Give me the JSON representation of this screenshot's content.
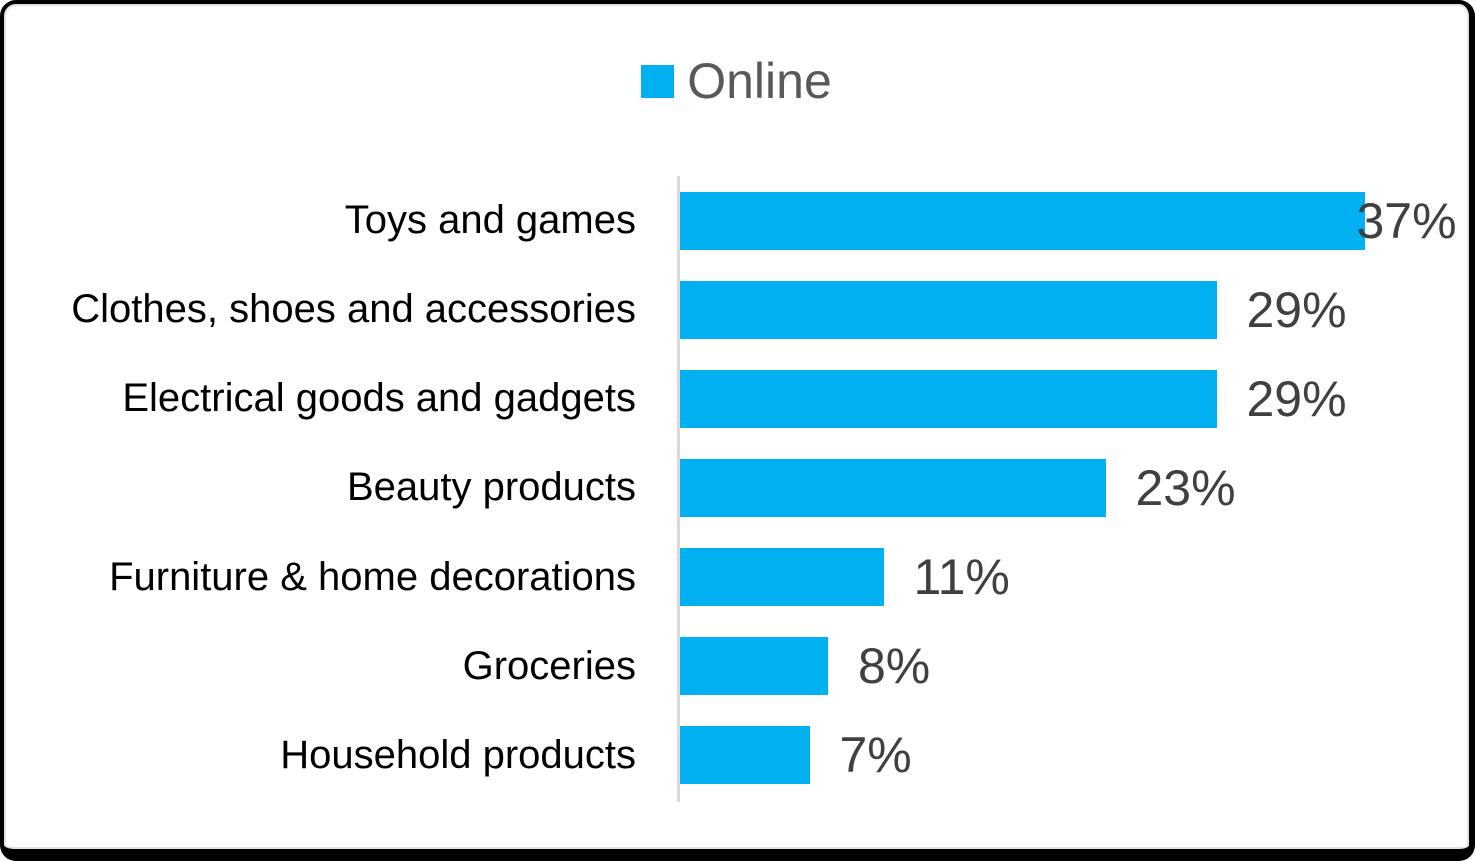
{
  "chart_data": {
    "type": "bar",
    "orientation": "horizontal",
    "title": "",
    "xlabel": "",
    "ylabel": "",
    "legend_position": "top-center",
    "grid": false,
    "series": [
      {
        "name": "Online",
        "color": "#00B0F0"
      }
    ],
    "categories": [
      "Toys and games",
      "Clothes, shoes and accessories",
      "Electrical goods and gadgets",
      "Beauty products",
      "Furniture & home decorations",
      "Groceries",
      "Household products"
    ],
    "values": [
      37,
      29,
      29,
      23,
      11,
      8,
      7
    ],
    "value_labels": [
      "37%",
      "29%",
      "29%",
      "23%",
      "11%",
      "8%",
      "7%"
    ],
    "xlim": [
      0,
      40
    ],
    "colors": {
      "bar": "#00B0F0",
      "value_label": "#404040",
      "category_label": "#000000",
      "axis_line": "#D9D9D9",
      "legend_text": "#595959",
      "frame_border": "#000000",
      "background": "#FFFFFF"
    }
  }
}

--- --- ---

What to do
Exactly as written, return every line of the listing, but not the pictures.

Exercise result
Give me the JSON representation of this screenshot's content.
{
  "chart_data": {
    "type": "bar",
    "orientation": "horizontal",
    "title": "",
    "xlabel": "",
    "ylabel": "",
    "legend_position": "top-center",
    "grid": false,
    "series": [
      {
        "name": "Online",
        "color": "#00B0F0"
      }
    ],
    "categories": [
      "Toys and games",
      "Clothes, shoes and accessories",
      "Electrical goods and gadgets",
      "Beauty products",
      "Furniture & home decorations",
      "Groceries",
      "Household products"
    ],
    "values": [
      37,
      29,
      29,
      23,
      11,
      8,
      7
    ],
    "value_labels": [
      "37%",
      "29%",
      "29%",
      "23%",
      "11%",
      "8%",
      "7%"
    ],
    "xlim": [
      0,
      40
    ],
    "colors": {
      "bar": "#00B0F0",
      "value_label": "#404040",
      "category_label": "#000000",
      "axis_line": "#D9D9D9",
      "legend_text": "#595959",
      "frame_border": "#000000",
      "background": "#FFFFFF"
    }
  }
}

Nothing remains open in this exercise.